Reproduce each record exactly.

[Begin Listed records]

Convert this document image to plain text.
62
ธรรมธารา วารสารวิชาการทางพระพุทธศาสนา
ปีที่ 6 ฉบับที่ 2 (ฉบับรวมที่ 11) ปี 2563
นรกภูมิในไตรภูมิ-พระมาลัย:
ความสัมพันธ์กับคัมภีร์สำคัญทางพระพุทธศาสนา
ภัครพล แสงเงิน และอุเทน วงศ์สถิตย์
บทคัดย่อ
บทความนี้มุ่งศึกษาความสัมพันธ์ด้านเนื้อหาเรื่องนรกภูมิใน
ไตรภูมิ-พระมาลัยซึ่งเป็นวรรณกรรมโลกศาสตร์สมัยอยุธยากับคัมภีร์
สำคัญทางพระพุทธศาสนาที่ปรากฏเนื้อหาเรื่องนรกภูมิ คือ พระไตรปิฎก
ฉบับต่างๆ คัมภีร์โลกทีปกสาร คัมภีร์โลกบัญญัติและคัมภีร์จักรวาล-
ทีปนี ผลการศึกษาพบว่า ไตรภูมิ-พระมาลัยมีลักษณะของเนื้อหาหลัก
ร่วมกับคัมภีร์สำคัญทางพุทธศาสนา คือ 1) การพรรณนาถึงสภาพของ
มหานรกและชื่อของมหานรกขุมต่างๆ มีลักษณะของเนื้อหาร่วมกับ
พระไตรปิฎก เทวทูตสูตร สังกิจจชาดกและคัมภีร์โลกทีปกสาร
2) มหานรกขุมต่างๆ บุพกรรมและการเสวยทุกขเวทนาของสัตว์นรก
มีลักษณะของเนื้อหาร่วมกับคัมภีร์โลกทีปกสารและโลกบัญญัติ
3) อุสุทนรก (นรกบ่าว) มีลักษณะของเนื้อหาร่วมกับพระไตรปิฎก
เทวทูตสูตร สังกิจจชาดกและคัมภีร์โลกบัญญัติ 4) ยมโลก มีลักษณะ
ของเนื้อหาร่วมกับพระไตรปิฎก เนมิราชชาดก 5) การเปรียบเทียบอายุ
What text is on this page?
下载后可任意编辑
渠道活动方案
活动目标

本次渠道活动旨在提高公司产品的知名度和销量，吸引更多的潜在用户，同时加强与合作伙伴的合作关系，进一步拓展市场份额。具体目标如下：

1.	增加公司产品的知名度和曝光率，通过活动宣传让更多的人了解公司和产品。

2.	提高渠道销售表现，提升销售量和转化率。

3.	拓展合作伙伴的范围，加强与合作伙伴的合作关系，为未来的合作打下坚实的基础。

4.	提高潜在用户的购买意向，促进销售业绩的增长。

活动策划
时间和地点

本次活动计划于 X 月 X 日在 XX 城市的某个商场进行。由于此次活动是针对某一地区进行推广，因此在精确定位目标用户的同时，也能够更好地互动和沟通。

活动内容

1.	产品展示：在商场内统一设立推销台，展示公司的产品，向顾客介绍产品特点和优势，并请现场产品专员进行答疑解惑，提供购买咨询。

[End Listed records]

◆ Task result:
Convert this document image to plain text.
62
ธรรมธารา วารสารวิชาการทางพระพุทธศาสนา
ปีที่ 6 ฉบับที่ 2 (ฉบับรวมที่ 11) ปี 2563
นรกภูมิในไตรภูมิ-พระมาลัย:
ความสัมพันธ์กับคัมภีร์สำคัญทางพระพุทธศาสนา
ภัครพล แสงเงิน และอุเทน วงศ์สถิตย์
บทคัดย่อ
บทความนี้มุ่งศึกษาความสัมพันธ์ด้านเนื้อหาเรื่องนรกภูมิใน
ไตรภูมิ-พระมาลัยซึ่งเป็นวรรณกรรมโลกศาสตร์สมัยอยุธยากับคัมภีร์
สำคัญทางพระพุทธศาสนาที่ปรากฏเนื้อหาเรื่องนรกภูมิ คือ พระไตรปิฎก
ฉบับต่างๆ คัมภีร์โลกทีปกสาร คัมภีร์โลกบัญญัติและคัมภีร์จักรวาล-
ทีปนี ผลการศึกษาพบว่า ไตรภูมิ-พระมาลัยมีลักษณะของเนื้อหาหลัก
ร่วมกับคัมภีร์สำคัญทางพุทธศาสนา คือ 1) การพรรณนาถึงสภาพของ
มหานรกและชื่อของมหานรกขุมต่างๆ มีลักษณะของเนื้อหาร่วมกับ
พระไตรปิฎก เทวทูตสูตร สังกิจจชาดกและคัมภีร์โลกทีปกสาร
2) มหานรกขุมต่างๆ บุพกรรมและการเสวยทุกขเวทนาของสัตว์นรก
มีลักษณะของเนื้อหาร่วมกับคัมภีร์โลกทีปกสารและโลกบัญญัติ
3) อุสุทนรก (นรกบ่าว) มีลักษณะของเนื้อหาร่วมกับพระไตรปิฎก
เทวทูตสูตร สังกิจจชาดกและคัมภีร์โลกบัญญัติ 4) ยมโลก มีลักษณะ
ของเนื้อหาร่วมกับพระไตรปิฎก เนมิราชชาดก 5) การเปรียบเทียบอายุ
What text is on this page?
下载后可任意编辑
渠道活动方案
活动目标

本次渠道活动旨在提高公司产品的知名度和销量，吸引更多的潜在用户，同时加强与合作伙伴的合作关系，进一步拓展市场份额。具体目标如下：

1.	增加公司产品的知名度和曝光率，通过活动宣传让更多的人了解公司和产品。

2.	提高渠道销售表现，提升销售量和转化率。

3.	拓展合作伙伴的范围，加强与合作伙伴的合作关系，为未来的合作打下坚实的基础。

4.	提高潜在用户的购买意向，促进销售业绩的增长。

活动策划
时间和地点

本次活动计划于 X 月 X 日在 XX 城市的某个商场进行。由于此次活动是针对某一地区进行推广，因此在精确定位目标用户的同时，也能够更好地互动和沟通。

活动内容

1.	产品展示：在商场内统一设立推销台，展示公司的产品，向顾客介绍产品特点和优势，并请现场产品专员进行答疑解惑，提供购买咨询。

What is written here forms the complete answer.